EXTRACTED INFORMATION
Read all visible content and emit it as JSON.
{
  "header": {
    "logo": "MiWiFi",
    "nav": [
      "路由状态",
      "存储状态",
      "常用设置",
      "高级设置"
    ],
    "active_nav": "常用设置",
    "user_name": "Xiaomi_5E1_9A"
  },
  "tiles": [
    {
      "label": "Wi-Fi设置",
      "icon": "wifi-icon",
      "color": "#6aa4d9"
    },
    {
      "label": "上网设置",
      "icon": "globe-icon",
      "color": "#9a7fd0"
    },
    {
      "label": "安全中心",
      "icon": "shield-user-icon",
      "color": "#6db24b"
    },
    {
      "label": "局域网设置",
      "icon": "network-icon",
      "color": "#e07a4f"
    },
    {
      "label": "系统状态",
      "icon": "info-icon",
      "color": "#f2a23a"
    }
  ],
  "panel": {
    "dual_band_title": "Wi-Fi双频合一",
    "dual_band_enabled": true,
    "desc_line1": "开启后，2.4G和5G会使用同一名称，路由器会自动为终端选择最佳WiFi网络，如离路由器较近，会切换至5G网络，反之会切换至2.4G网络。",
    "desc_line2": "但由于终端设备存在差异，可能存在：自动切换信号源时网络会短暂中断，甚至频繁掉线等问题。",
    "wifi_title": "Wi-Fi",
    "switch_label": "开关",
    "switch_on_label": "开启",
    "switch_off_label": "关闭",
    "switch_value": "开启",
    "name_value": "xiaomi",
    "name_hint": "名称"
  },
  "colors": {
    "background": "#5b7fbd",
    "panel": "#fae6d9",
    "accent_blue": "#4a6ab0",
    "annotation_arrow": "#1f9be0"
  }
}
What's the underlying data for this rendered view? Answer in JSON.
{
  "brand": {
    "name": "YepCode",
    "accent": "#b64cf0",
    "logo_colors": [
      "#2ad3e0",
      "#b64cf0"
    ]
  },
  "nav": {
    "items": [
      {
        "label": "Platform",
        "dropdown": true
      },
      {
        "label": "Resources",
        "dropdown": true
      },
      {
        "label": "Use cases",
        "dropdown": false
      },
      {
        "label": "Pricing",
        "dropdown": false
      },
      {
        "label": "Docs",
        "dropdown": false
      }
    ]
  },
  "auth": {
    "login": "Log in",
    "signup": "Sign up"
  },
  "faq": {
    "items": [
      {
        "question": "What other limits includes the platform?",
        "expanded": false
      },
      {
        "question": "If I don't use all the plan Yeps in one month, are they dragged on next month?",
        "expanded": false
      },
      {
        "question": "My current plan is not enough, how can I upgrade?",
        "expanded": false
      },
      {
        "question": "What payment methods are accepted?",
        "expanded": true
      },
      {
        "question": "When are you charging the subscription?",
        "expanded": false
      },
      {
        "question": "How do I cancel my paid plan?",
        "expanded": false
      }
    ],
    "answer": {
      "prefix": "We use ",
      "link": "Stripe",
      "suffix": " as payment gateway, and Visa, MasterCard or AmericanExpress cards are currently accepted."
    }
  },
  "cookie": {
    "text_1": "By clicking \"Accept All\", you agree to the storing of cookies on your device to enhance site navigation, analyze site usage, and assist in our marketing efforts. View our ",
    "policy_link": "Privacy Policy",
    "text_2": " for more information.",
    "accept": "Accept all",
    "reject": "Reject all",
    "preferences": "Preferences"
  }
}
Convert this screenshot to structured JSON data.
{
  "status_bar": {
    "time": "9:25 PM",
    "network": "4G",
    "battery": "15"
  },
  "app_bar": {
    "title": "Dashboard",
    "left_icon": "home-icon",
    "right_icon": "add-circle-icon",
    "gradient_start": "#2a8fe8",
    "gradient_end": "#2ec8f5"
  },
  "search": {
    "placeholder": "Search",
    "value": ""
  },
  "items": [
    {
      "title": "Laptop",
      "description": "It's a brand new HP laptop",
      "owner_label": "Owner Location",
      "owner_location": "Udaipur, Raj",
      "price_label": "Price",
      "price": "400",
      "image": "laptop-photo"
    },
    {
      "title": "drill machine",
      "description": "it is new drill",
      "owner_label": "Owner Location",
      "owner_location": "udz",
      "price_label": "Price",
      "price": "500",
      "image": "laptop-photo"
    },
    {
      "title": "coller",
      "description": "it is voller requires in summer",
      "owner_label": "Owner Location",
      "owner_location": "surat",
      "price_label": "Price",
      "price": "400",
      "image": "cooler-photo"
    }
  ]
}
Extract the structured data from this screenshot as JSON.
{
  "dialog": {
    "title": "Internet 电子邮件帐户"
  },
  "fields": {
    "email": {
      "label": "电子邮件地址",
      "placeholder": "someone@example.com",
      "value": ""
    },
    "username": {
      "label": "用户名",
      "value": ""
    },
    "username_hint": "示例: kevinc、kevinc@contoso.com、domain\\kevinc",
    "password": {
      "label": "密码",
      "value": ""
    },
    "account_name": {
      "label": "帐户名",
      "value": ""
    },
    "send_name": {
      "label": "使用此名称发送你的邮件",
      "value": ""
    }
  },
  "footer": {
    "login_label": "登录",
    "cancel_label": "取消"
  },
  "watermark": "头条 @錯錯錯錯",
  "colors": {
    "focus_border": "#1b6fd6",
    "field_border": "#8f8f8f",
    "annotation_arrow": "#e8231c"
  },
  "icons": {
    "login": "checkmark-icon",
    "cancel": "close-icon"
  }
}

GIVEN TASK
Find the line containing "Extract the structured". Reproduce it exactly, along with every line after it through the last.

CORRECT OUTPUT
Extract the structured data from this screenshot as JSON.
{
  "dialog": {
    "title": "Internet 电子邮件帐户"
  },
  "fields": {
    "email": {
      "label": "电子邮件地址",
      "placeholder": "someone@example.com",
      "value": ""
    },
    "username": {
      "label": "用户名",
      "value": ""
    },
    "username_hint": "示例: kevinc、kevinc@contoso.com、domain\\kevinc",
    "password": {
      "label": "密码",
      "value": ""
    },
    "account_name": {
      "label": "帐户名",
      "value": ""
    },
    "send_name": {
      "label": "使用此名称发送你的邮件",
      "value": ""
    }
  },
  "footer": {
    "login_label": "登录",
    "cancel_label": "取消"
  },
  "watermark": "头条 @錯錯錯錯",
  "colors": {
    "focus_border": "#1b6fd6",
    "field_border": "#8f8f8f",
    "annotation_arrow": "#e8231c"
  },
  "icons": {
    "login": "checkmark-icon",
    "cancel": "close-icon"
  }
}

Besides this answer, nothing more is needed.